## Directions for this task
Your task is to reproduce the entries below word for word.

## Data for the task
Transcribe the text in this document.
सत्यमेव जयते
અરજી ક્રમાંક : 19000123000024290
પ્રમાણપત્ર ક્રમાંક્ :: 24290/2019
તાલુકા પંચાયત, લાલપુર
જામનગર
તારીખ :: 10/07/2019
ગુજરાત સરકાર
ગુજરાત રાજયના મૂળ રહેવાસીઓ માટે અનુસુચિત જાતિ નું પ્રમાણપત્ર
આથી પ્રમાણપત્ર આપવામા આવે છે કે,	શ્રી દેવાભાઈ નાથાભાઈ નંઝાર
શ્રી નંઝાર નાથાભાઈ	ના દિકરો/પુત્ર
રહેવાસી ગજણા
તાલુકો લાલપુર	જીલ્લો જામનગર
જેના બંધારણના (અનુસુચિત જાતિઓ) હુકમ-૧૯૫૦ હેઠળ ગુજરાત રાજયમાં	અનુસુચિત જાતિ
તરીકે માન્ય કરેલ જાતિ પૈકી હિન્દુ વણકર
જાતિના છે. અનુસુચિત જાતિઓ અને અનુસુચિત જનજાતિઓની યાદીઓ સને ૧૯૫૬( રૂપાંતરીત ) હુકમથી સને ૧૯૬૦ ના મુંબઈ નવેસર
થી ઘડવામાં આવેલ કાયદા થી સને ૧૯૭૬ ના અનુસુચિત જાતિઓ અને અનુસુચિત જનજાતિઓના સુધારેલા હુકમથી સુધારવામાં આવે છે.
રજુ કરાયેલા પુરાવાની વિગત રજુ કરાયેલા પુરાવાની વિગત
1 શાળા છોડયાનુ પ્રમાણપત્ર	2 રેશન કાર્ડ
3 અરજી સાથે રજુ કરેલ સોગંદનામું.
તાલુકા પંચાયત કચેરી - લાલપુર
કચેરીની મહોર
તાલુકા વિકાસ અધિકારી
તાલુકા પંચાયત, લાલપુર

## Solution for this task
Transcribe the text in this document.
सत्यमेव जयते
અરજી ક્રમાંક : 19000123000024290
પ્રમાણપત્ર ક્રમાંક્ :: 24290/2019
તાલુકા પંચાયત, લાલપુર
જામનગર
તારીખ :: 10/07/2019
ગુજરાત સરકાર
ગુજરાત રાજયના મૂળ રહેવાસીઓ માટે અનુસુચિત જાતિ નું પ્રમાણપત્ર
આથી પ્રમાણપત્ર આપવામા આવે છે કે,	શ્રી દેવાભાઈ નાથાભાઈ નંઝાર
શ્રી નંઝાર નાથાભાઈ	ના દિકરો/પુત્ર
રહેવાસી ગજણા
તાલુકો લાલપુર	જીલ્લો જામનગર
જેના બંધારણના (અનુસુચિત જાતિઓ) હુકમ-૧૯૫૦ હેઠળ ગુજરાત રાજયમાં	અનુસુચિત જાતિ
તરીકે માન્ય કરેલ જાતિ પૈકી હિન્દુ વણકર
જાતિના છે. અનુસુચિત જાતિઓ અને અનુસુચિત જનજાતિઓની યાદીઓ સને ૧૯૫૬( રૂપાંતરીત ) હુકમથી સને ૧૯૬૦ ના મુંબઈ નવેસર
થી ઘડવામાં આવેલ કાયદા થી સને ૧૯૭૬ ના અનુસુચિત જાતિઓ અને અનુસુચિત જનજાતિઓના સુધારેલા હુકમથી સુધારવામાં આવે છે.
રજુ કરાયેલા પુરાવાની વિગત રજુ કરાયેલા પુરાવાની વિગત
1 શાળા છોડયાનુ પ્રમાણપત્ર	2 રેશન કાર્ડ
3 અરજી સાથે રજુ કરેલ સોગંદનામું.
તાલુકા પંચાયત કચેરી - લાલપુર
કચેરીની મહોર
તાલુકા વિકાસ અધિકારી
તાલુકા પંચાયત, લાલપુર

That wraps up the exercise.